**Required work**
List each journal cited in the reference list of the text on uveitis linked to immune checkpoint inhibitors, naming each journal only once and using the abbreviation that appears in the text.

**Source text**
Ipilimumab and nivolumab are immune checkpoint inhibitors (ICIs), a class of novel anti-tumor medications used to treat various cancers, including lung cancer, renal cell carcinoma and metastatic cutaneous melanoma. Per the International Metastatic Renal Cell Carcinoma Database Consortium, nivolumab and ipilimumab are considered first-line therapies for advanced renal cell carcinoma.2 

A recent meta-analysis of patients on nivolumab and ipilimumab for advanced renal cell carcinoma showed significant prolongation of progression free survival (hazard ratio = 0.73, 95% confidence interval 0.54 to 0.99, p = 0.04) and overall survival (HR = 0.70, 95% CI 0.63 to 0.78, p < 0.001).3 

Other cases described ocular and orbital complications of ICIs, including Vogt-Koyanagi-Harada-like uveitis after starting nivolumab for renal cell carcinoma.4,5 

Our patient met the revised diagnostic criteria for early complete Vogt-Koyanagi-Harada disease.6 She had no prior intraocular surgery or penetrating eye injury and no other clinical or laboratory evidence suggestive of an alternate ocular disease, but she did have bilateral serous retinal detachments with anterior uveitis and left-sided vitreous inflammation and mild papillitis, mild tinnitus and a hypopigmented rash on her back. Papillitis isn’t included in the diagnostic criteria of Vogt-Koyanagi-Harada disease, although it’s thought to be from juxtapapillary choroidal inflammation or inflammatory infiltration of the optic nerve.7 

The general treatment of ICI uveitis involves topical, intravitreal or systemic steroids with or without cessation of the offending agent. Cessation of the offending medication must be discussed with the patient and the patient’s primary oncologist. 

In 2018 the National Comprehensive Cancer Network and the American Society of Clinical Oncology created guidelines for ICI-associated uveitis,8 outlining criteria for referral to ophthalmology and suggested treatment of uveitis. In some cases, the uveitis can be treated with local or systemic steroids or immunomodulatory therapy without discontinuing the ICI. The ophthalmologist must work closely with the oncologist in making treatment decisions to ensure appropriate ongoing cancer therapy and vision preservation.

In patients with active metastatic disease or progressive cancer, immunotherapy may be the best life-prolonging therapy or when an alternate intervention may not exist. The use of systemic steroids should also be approved by the patient’s oncologist. Our patient had an excellent outcome with topical and systemic steroids and cessation of nivolumab. RS

 

REFERENCES

1. Jabs DA,  RB, Rosenbaum JT. Standardization of Uveitis Nomenclature (SUN) Working Group. Standardization of uveitis nomenclature for reporting clinical data. Results of the First International Workshop. Am J Ophthalmol. 2005;140:509–516.

2. Motzer RJ, Rini BI, McDermott DF, et al. Nivolumab plus ipilimumab versus sunitinib in first-line treatment for advanced renal cell carcinoma: Extended follow-up of efficacy and safety results from a randomised, controlled, Phase 3 trial. Lancet Oncol. 2019;20:1370–1385.

3. Zhang S, Xu X, Chen J, et al. Efficacy and safety of nivolumab for advanced renal cell carcinoma: A systematic review and meta-analysis. J Oncol. 2022;2022:5430525.

4. Ng CC, Ng JC, Johnson RN, et al. Nivolumab-induced Harada-like uveitis with bacillary detachment mimicking choroidal metastasis. Retin Cases Brief Rep. 2023;17:233–238.

5. Czichos C, Wawrzynów B, Chamalis C, von Jagow B. [Bilateral Nivolumab-associated Vogt-Koyanagi-Harada-like Uveitis in a Patient with Metastatic Renal Cell Carcinoma]. Article in German. Klin Monbl Augenheilkd. 2021;238:711–714.

6. Read RW, Holland GN, Rao NA, et al. Revised diagnostic criteria for Vogt-Koyanagi-Harada disease: Report of an international committee on nomenclature. Am J Ophthalmol. 2001;131:647–652.

7. Shoughy SS, Tabbara KF. Initial misdiagnosis of Vogt-Koyanagi-Harada disease. Saudi J Ophthalmol. 2019;33:52–55.

8. Brahmer JR, Lacchetti C, Thompson JA. Management of immune-related adverse events in patients treated with immune checkpoint inhibitor therapy: American Society of Clinical Oncology clinical practice guideline summary. J Oncol Pract. 2018;14:247-249.

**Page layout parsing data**
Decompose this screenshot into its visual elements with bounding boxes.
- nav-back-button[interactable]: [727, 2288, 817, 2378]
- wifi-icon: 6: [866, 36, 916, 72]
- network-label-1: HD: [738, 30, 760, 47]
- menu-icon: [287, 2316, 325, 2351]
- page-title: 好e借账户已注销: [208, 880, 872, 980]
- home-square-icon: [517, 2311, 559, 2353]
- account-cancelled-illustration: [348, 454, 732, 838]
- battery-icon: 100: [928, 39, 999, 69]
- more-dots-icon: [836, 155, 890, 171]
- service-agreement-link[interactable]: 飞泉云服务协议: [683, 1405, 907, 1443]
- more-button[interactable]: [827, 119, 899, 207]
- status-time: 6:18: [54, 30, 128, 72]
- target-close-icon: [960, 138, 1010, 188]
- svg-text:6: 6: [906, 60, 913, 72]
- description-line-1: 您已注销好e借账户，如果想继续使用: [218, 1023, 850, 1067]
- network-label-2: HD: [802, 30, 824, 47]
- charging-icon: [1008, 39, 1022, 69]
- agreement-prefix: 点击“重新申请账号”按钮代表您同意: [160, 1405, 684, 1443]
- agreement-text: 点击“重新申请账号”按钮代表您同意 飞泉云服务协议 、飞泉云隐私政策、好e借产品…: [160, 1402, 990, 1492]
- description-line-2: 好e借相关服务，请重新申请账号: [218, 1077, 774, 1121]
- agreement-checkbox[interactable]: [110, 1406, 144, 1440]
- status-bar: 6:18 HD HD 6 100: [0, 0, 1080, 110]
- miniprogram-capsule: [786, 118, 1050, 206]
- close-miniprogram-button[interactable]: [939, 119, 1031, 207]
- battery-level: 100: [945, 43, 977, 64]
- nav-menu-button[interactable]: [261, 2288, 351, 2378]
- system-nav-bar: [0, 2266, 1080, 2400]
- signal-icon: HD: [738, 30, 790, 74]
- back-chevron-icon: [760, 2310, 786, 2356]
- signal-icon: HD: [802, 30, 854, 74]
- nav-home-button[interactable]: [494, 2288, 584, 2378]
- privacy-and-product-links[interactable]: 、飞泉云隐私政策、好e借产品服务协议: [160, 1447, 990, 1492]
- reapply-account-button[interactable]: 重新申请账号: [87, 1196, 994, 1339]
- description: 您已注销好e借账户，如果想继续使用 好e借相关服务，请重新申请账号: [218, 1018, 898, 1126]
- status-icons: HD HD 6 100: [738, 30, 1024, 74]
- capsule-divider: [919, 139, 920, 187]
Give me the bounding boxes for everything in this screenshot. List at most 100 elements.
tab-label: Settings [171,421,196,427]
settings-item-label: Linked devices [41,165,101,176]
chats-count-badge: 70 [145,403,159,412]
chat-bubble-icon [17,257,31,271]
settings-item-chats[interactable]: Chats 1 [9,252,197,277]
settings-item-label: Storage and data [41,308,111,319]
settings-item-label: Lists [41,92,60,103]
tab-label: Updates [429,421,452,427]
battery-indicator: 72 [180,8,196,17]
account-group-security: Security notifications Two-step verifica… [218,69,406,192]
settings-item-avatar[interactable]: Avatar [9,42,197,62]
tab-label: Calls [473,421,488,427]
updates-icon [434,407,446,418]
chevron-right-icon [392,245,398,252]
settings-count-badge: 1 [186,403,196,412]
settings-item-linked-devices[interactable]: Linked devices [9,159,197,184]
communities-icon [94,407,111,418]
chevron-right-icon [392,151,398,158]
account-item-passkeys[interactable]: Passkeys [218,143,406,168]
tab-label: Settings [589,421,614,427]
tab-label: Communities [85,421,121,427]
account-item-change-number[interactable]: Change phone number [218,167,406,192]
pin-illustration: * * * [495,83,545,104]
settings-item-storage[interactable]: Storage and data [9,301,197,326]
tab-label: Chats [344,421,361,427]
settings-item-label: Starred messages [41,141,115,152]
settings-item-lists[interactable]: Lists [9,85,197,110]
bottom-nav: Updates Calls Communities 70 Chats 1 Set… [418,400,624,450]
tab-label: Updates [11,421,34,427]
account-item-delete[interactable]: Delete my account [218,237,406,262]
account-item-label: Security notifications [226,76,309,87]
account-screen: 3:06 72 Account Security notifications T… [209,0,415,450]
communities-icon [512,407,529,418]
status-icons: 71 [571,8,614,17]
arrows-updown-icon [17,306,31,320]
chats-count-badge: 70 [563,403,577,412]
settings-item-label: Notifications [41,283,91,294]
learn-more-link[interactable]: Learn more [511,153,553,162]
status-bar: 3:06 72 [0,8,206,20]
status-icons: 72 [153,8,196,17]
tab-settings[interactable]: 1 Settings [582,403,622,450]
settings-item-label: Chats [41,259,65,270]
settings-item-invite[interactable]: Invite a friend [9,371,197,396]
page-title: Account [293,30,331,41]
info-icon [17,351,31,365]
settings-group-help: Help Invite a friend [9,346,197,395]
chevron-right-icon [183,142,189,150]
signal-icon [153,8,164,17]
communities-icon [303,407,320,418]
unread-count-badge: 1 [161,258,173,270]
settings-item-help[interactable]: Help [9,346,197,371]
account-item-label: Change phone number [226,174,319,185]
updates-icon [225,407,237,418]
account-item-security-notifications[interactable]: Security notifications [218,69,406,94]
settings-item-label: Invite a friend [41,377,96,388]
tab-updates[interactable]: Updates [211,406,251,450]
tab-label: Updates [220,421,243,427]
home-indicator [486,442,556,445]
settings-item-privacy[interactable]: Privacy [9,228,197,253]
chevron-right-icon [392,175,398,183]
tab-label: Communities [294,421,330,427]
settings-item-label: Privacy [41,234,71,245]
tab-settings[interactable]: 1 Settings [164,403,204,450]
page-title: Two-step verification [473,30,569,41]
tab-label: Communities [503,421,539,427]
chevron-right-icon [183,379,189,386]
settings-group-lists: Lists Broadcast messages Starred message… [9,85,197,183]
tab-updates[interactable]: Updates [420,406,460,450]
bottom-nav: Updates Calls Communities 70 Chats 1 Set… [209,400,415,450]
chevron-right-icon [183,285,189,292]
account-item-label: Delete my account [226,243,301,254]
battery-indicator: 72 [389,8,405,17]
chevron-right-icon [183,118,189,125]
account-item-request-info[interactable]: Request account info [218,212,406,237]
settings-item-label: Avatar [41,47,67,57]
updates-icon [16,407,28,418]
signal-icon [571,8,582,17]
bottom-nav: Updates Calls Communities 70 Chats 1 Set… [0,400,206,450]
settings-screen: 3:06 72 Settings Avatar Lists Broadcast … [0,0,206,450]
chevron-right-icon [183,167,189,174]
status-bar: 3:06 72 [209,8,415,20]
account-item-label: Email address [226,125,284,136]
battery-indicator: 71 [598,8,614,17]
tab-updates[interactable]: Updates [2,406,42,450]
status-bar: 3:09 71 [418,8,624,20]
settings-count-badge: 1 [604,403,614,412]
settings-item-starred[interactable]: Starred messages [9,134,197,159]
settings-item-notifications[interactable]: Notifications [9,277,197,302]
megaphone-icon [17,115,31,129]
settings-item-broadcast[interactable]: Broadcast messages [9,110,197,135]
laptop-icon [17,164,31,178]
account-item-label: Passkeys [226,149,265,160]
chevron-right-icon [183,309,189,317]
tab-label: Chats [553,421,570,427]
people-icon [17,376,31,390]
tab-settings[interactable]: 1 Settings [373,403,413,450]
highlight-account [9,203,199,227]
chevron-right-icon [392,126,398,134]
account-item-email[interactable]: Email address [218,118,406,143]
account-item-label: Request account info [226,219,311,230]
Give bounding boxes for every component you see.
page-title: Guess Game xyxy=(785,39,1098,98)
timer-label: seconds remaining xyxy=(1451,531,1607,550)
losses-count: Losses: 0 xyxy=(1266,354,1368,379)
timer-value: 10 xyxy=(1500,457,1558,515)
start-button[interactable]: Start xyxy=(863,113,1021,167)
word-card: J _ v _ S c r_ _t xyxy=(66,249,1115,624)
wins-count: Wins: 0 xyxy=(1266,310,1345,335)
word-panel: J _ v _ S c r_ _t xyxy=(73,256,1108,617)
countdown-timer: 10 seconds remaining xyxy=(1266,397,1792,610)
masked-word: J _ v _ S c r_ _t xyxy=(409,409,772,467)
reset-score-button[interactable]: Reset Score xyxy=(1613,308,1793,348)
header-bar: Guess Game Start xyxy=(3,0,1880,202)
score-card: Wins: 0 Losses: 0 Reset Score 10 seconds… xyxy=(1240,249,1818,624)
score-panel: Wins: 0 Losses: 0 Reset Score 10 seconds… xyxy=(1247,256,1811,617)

**Exercise result**
- Am J Ophthalmol
- Lancet Oncol
- J Oncol
- Retin Cases Brief Rep
- Klin Monbl Augenheilkd
- Saudi J Ophthalmol
- J Oncol Pract